• **TEXT BLOCK**:
Did you try modeling magic as technology? If one were to model magic as technology for a world, then major advances would come in the forms of spell creation or new methodologies in spell-casting rather than new alloys or production ideas. Also consider that this technology for DND is only around, say, 1200s to 1500s levels of real techno-magical development and I'd say things aren't nearly as static as they seem. I could totally see someone making a magic-powered roller coaster, or developing wands for use with the mundanes, or even magically assisted factories by the 1700s/1800s. In saying that, this model would only allow magic to be advanced by sufficiently gifted and powerful spellcasters with the ability to tamper with the laws and figure out what was possible. Where the average inventor/industrialist might be a level 2-5 in our world, in DND/High Fantasy, you'd need someone of closer to 10th-15th level to even begin the sort of tampering necessary to invent new spells, leading to a slower progression of technology than in the real world.

Hiro Protagonest
2015-01-16, 01:52 PM
Exalted does the whole magitech thing for The First Age, and even has a good excuse for why said ancient things are better than what's available today. Also, Autochthonia, a society built on the tenets of the Machine God (actually a primordial, but whatevs). Alchemicals, the exalted of Autochthonia, are basically magitech robots/cyborgs with human souls.

"Magic" is everywhere in the world of Exalted, because Essence is literally what Creation is made of. In the First Age, giant factory-cathedrals staffed by hundreds of techpriests made wondrous essence technology. A warstrider's (mecha) creation involved turning the tough-to-work magical materials into tiny, precise springs and sockets, and not allowing anyone unsanctified from the initial prayer at the beginning of its creation into the cathedral for the entirety of the years needed to build it (a cursed warstrider is the result of that rule being broken). Not sure if it's the same for Autochthonian warstriders, but I'd assume so. Power armor, essence cannons, repeating crossbows, and beamklaves (lightsabers!) all exist, and Alchemical charms are literally magitech artifacts that get installed into them in vats complexes (except for Flesh-and-Brass alchemicals, which banish their exaltation to Elsewhere for modification).

• **STATED GOAL 1**: Transcribe the full passage on magic as technology word for word.

• **ENTRIES SHOWN**:
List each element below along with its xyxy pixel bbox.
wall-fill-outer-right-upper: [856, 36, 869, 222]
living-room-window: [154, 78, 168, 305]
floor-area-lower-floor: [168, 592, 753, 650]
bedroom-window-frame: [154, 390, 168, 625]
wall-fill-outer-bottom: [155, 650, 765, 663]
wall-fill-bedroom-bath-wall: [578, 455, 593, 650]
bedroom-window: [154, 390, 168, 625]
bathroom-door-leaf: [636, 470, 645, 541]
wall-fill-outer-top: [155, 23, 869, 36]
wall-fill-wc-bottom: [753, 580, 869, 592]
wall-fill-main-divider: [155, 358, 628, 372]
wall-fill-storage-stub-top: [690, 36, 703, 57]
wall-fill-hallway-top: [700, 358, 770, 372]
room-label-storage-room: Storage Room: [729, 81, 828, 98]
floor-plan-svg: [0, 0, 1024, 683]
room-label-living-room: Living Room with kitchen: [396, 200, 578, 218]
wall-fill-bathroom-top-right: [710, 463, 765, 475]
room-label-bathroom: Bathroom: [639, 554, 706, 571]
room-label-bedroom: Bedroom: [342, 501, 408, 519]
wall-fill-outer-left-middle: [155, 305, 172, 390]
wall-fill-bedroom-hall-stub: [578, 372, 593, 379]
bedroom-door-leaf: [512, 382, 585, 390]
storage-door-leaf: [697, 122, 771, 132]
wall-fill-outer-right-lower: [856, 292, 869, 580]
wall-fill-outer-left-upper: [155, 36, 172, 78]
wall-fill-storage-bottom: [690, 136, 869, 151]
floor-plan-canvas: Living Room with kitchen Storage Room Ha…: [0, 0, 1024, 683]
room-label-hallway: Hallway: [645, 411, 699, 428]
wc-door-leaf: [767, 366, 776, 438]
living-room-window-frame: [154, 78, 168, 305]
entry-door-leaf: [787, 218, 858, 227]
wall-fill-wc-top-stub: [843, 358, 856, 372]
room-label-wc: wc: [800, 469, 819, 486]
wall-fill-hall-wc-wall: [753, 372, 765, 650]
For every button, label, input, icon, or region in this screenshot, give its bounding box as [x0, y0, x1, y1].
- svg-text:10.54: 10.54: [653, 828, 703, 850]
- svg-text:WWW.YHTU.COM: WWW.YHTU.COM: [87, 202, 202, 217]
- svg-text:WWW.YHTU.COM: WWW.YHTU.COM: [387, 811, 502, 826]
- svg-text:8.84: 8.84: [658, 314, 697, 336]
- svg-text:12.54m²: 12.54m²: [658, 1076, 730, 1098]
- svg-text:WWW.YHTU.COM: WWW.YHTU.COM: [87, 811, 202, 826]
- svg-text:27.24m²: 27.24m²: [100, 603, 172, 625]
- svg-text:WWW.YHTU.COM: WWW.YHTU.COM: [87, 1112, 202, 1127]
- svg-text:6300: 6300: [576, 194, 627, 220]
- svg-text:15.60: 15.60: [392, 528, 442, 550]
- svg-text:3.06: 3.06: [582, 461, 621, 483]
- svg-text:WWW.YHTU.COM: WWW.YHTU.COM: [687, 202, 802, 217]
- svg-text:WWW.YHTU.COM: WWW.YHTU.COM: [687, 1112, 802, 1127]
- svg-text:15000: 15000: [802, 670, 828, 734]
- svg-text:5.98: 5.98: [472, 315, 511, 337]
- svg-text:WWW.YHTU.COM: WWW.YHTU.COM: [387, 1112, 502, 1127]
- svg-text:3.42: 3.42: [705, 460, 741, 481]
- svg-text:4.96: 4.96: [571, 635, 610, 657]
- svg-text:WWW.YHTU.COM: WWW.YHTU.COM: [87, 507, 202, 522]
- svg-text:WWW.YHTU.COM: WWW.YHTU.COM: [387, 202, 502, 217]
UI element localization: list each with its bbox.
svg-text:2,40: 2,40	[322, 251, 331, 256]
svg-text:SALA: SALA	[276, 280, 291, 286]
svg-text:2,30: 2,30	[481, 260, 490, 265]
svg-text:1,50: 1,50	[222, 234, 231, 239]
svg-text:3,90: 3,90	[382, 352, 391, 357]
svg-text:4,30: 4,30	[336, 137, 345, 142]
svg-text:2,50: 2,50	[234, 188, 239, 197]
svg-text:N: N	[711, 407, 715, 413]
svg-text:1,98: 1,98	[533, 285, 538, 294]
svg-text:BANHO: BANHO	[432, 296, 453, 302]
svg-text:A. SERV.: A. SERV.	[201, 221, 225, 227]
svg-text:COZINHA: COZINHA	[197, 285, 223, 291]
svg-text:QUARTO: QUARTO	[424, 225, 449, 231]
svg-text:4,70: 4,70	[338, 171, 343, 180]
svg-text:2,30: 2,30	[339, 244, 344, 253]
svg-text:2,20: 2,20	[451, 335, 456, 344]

• **STATED GOAL 2**: Starting with the first line of the records and going on through the line with "wall-fill-outer-left-middle: [155, 305, 172, 390]", swap every "room-label" for "room-name". Give back only those lines, with everything else unchanged.

• **FINAL ANSWER 1**:
Did you try modeling magic as technology? If one were to model magic as technology for a world, then major advances would come in the forms of spell creation or new methodologies in spell-casting rather than new alloys or production ideas. Also consider that this technology for DND is only around, say, 1200s to 1500s levels of real techno-magical development and I'd say things aren't nearly as static as they seem. I could totally see someone making a magic-powered roller coaster, or developing wands for use with the mundanes, or even magically assisted factories by the 1700s/1800s. In saying that, this model would only allow magic to be advanced by sufficiently gifted and powerful spellcasters with the ability to tamper with the laws and figure out what was possible. Where the average inventor/industrialist might be a level 2-5 in our world, in DND/High Fantasy, you'd need someone of closer to 10th-15th level to even begin the sort of tampering necessary to invent new spells, leading to a slower progression of technology than in the real world.

Hiro Protagonest
2015-01-16, 01:52 PM
Exalted does the whole magitech thing for The First Age, and even has a good excuse for why said ancient things are better than what's available today. Also, Autochthonia, a society built on the tenets of the Machine God (actually a primordial, but whatevs). Alchemicals, the exalted of Autochthonia, are basically magitech robots/cyborgs with human souls.

"Magic" is everywhere in the world of Exalted, because Essence is literally what Creation is made of. In the First Age, giant factory-cathedrals staffed by hundreds of techpriests made wondrous essence technology. A warstrider's (mecha) creation involved turning the tough-to-work magical materials into tiny, precise springs and sockets, and not allowing anyone unsanctified from the initial prayer at the beginning of its creation into the cathedral for the entirety of the years needed to build it (a cursed warstrider is the result of that rule being broken). Not sure if it's the same for Autochthonian warstriders, but I'd assume so. Power armor, essence cannons, repeating crossbows, and beamklaves (lightsabers!) all exist, and Alchemical charms are literally magitech artifacts that get installed into them in vats complexes (except for Flesh-and-Brass alchemicals, which banish their exaltation to Elsewhere for modification).

• **FINAL ANSWER 2**:
List each element below along with its xyxy pixel bbox.
wall-fill-outer-right-upper: [856, 36, 869, 222]
living-room-window: [154, 78, 168, 305]
floor-area-lower-floor: [168, 592, 753, 650]
bedroom-window-frame: [154, 390, 168, 625]
wall-fill-outer-bottom: [155, 650, 765, 663]
wall-fill-bedroom-bath-wall: [578, 455, 593, 650]
bedroom-window: [154, 390, 168, 625]
bathroom-door-leaf: [636, 470, 645, 541]
wall-fill-outer-top: [155, 23, 869, 36]
wall-fill-wc-bottom: [753, 580, 869, 592]
wall-fill-main-divider: [155, 358, 628, 372]
wall-fill-storage-stub-top: [690, 36, 703, 57]
wall-fill-hallway-top: [700, 358, 770, 372]
room-name-storage-room: Storage Room: [729, 81, 828, 98]
floor-plan-svg: [0, 0, 1024, 683]
room-name-living-room: Living Room with kitchen: [396, 200, 578, 218]
wall-fill-bathroom-top-right: [710, 463, 765, 475]
room-name-bathroom: Bathroom: [639, 554, 706, 571]
room-name-bedroom: Bedroom: [342, 501, 408, 519]
wall-fill-outer-left-middle: [155, 305, 172, 390]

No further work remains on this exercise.